** JOB **
Output the data that follows exactly, line for line.

** SOURCE MATERIAL **

──────────

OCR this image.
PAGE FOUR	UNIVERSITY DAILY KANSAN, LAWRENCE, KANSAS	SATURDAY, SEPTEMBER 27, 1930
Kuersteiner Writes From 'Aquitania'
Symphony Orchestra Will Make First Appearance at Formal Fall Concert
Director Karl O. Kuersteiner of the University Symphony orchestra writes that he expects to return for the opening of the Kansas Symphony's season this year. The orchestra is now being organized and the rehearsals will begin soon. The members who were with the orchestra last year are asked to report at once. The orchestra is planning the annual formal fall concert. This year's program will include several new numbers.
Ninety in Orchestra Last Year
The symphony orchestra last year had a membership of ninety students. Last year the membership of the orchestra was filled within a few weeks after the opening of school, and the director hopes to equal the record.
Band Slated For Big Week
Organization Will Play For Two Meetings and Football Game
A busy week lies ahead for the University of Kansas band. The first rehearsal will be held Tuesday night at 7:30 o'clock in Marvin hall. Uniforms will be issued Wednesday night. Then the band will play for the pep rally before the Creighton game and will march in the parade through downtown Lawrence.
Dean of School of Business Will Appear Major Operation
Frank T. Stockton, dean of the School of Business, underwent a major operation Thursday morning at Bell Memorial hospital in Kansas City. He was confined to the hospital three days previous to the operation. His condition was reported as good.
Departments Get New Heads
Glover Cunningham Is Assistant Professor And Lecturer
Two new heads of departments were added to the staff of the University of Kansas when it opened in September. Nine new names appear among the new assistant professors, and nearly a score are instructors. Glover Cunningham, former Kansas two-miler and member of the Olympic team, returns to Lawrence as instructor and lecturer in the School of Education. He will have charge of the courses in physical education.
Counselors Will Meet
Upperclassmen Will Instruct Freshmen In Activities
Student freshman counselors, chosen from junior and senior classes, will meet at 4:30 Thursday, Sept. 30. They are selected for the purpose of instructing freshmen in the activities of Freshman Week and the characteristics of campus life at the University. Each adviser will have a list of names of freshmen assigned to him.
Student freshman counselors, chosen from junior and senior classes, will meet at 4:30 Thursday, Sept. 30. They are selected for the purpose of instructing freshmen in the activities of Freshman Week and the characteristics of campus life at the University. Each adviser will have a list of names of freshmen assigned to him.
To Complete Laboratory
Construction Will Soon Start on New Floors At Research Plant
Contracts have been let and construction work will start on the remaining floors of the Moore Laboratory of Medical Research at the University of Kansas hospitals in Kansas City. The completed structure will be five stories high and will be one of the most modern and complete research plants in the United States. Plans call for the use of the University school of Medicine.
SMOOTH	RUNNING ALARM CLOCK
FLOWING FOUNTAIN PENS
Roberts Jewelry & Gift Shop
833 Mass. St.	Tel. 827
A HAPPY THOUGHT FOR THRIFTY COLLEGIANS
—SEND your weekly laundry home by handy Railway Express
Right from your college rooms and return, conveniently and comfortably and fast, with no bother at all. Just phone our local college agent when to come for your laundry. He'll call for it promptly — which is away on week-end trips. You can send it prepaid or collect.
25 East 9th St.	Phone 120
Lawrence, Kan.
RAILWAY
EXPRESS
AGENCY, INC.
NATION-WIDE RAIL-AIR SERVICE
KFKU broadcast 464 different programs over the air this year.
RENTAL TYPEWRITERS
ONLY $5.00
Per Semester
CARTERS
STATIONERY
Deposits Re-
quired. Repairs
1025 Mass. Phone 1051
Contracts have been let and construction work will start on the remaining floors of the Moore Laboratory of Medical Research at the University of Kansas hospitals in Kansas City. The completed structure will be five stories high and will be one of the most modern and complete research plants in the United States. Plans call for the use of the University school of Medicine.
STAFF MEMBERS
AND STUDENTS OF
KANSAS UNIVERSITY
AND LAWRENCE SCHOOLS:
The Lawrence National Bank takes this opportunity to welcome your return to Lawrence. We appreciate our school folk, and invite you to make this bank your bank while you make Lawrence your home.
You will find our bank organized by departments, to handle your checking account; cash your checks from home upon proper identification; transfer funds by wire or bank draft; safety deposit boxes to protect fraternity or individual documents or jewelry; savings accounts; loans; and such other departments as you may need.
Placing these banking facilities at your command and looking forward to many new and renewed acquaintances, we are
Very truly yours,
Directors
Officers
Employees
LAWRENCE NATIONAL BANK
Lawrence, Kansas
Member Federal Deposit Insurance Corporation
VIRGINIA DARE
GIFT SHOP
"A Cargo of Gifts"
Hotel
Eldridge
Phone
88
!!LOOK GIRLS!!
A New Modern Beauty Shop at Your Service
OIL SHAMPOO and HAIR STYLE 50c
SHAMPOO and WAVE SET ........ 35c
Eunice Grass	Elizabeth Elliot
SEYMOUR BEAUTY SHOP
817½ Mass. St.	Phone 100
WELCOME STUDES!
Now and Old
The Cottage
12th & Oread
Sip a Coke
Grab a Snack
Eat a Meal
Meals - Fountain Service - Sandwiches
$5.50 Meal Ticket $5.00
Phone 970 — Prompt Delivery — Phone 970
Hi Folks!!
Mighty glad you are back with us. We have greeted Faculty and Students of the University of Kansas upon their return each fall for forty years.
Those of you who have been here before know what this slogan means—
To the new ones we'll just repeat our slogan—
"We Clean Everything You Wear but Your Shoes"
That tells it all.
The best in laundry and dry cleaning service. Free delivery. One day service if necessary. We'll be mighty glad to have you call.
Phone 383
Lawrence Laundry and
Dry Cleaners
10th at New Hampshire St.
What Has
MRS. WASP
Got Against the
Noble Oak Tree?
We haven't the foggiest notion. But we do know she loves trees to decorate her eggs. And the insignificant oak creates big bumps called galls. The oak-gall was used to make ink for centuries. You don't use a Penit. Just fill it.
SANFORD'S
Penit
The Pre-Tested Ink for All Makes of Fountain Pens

──────────

** THE OUTPUT **
OCR this image.
PAGE FOUR	UNIVERSITY DAILY KANSAN, LAWRENCE, KANSAS	SATURDAY, SEPTEMBER 27, 1930
Kuersteiner Writes From 'Aquitania'
Symphony Orchestra Will Make First Appearance at Formal Fall Concert
Director Karl O. Kuersteiner of the University Symphony orchestra writes that he expects to return for the opening of the Kansas Symphony's season this year. The orchestra is now being organized and the rehearsals will begin soon. The members who were with the orchestra last year are asked to report at once. The orchestra is planning the annual formal fall concert. This year's program will include several new numbers.
Ninety in Orchestra Last Year
The symphony orchestra last year had a membership of ninety students. Last year the membership of the orchestra was filled within a few weeks after the opening of school, and the director hopes to equal the record.
Band Slated For Big Week
Organization Will Play For Two Meetings and Football Game
A busy week lies ahead for the University of Kansas band. The first rehearsal will be held Tuesday night at 7:30 o'clock in Marvin hall. Uniforms will be issued Wednesday night. Then the band will play for the pep rally before the Creighton game and will march in the parade through downtown Lawrence.
Dean of School of Business Will Appear Major Operation
Frank T. Stockton, dean of the School of Business, underwent a major operation Thursday morning at Bell Memorial hospital in Kansas City. He was confined to the hospital three days previous to the operation. His condition was reported as good.
Departments Get New Heads
Glover Cunningham Is Assistant Professor And Lecturer
Two new heads of departments were added to the staff of the University of Kansas when it opened in September. Nine new names appear among the new assistant professors, and nearly a score are instructors. Glover Cunningham, former Kansas two-miler and member of the Olympic team, returns to Lawrence as instructor and lecturer in the School of Education. He will have charge of the courses in physical education.
Counselors Will Meet
Upperclassmen Will Instruct Freshmen In Activities
Student freshman counselors, chosen from junior and senior classes, will meet at 4:30 Thursday, Sept. 30. They are selected for the purpose of instructing freshmen in the activities of Freshman Week and the characteristics of campus life at the University. Each adviser will have a list of names of freshmen assigned to him.
Student freshman counselors, chosen from junior and senior classes, will meet at 4:30 Thursday, Sept. 30. They are selected for the purpose of instructing freshmen in the activities of Freshman Week and the characteristics of campus life at the University. Each adviser will have a list of names of freshmen assigned to him.
To Complete Laboratory
Construction Will Soon Start on New Floors At Research Plant
Contracts have been let and construction work will start on the remaining floors of the Moore Laboratory of Medical Research at the University of Kansas hospitals in Kansas City. The completed structure will be five stories high and will be one of the most modern and complete research plants in the United States. Plans call for the use of the University school of Medicine.
SMOOTH	RUNNING ALARM CLOCK
FLOWING FOUNTAIN PENS
Roberts Jewelry & Gift Shop
833 Mass. St.	Tel. 827
A HAPPY THOUGHT FOR THRIFTY COLLEGIANS
—SEND your weekly laundry home by handy Railway Express
Right from your college rooms and return, conveniently and comfortably and fast, with no bother at all. Just phone our local college agent when to come for your laundry. He'll call for it promptly — which is away on week-end trips. You can send it prepaid or collect.
25 East 9th St.	Phone 120
Lawrence, Kan.
RAILWAY
EXPRESS
AGENCY, INC.
NATION-WIDE RAIL-AIR SERVICE
KFKU broadcast 464 different programs over the air this year.
RENTAL TYPEWRITERS
ONLY $5.00
Per Semester
CARTERS
STATIONERY
Deposits Re-
quired. Repairs
1025 Mass. Phone 1051
Contracts have been let and construction work will start on the remaining floors of the Moore Laboratory of Medical Research at the University of Kansas hospitals in Kansas City. The completed structure will be five stories high and will be one of the most modern and complete research plants in the United States. Plans call for the use of the University school of Medicine.
STAFF MEMBERS
AND STUDENTS OF
KANSAS UNIVERSITY
AND LAWRENCE SCHOOLS:
The Lawrence National Bank takes this opportunity to welcome your return to Lawrence. We appreciate our school folk, and invite you to make this bank your bank while you make Lawrence your home.
You will find our bank organized by departments, to handle your checking account; cash your checks from home upon proper identification; transfer funds by wire or bank draft; safety deposit boxes to protect fraternity or individual documents or jewelry; savings accounts; loans; and such other departments as you may need.
Placing these banking facilities at your command and looking forward to many new and renewed acquaintances, we are
Very truly yours,
Directors
Officers
Employees
LAWRENCE NATIONAL BANK
Lawrence, Kansas
Member Federal Deposit Insurance Corporation
VIRGINIA DARE
GIFT SHOP
"A Cargo of Gifts"
Hotel
Eldridge
Phone
88
!!LOOK GIRLS!!
A New Modern Beauty Shop at Your Service
OIL SHAMPOO and HAIR STYLE 50c
SHAMPOO and WAVE SET ........ 35c
Eunice Grass	Elizabeth Elliot
SEYMOUR BEAUTY SHOP
817½ Mass. St.	Phone 100
WELCOME STUDES!
Now and Old
The Cottage
12th & Oread
Sip a Coke
Grab a Snack
Eat a Meal
Meals - Fountain Service - Sandwiches
$5.50 Meal Ticket $5.00
Phone 970 — Prompt Delivery — Phone 970
Hi Folks!!
Mighty glad you are back with us. We have greeted Faculty and Students of the University of Kansas upon their return each fall for forty years.
Those of you who have been here before know what this slogan means—
To the new ones we'll just repeat our slogan—
"We Clean Everything You Wear but Your Shoes"
That tells it all.
The best in laundry and dry cleaning service. Free delivery. One day service if necessary. We'll be mighty glad to have you call.
Phone 383
Lawrence Laundry and
Dry Cleaners
10th at New Hampshire St.
What Has
MRS. WASP
Got Against the
Noble Oak Tree?
We haven't the foggiest notion. But we do know she loves trees to decorate her eggs. And the insignificant oak creates big bumps called galls. The oak-gall was used to make ink for centuries. You don't use a Penit. Just fill it.
SANFORD'S
Penit
The Pre-Tested Ink for All Makes of Fountain Pens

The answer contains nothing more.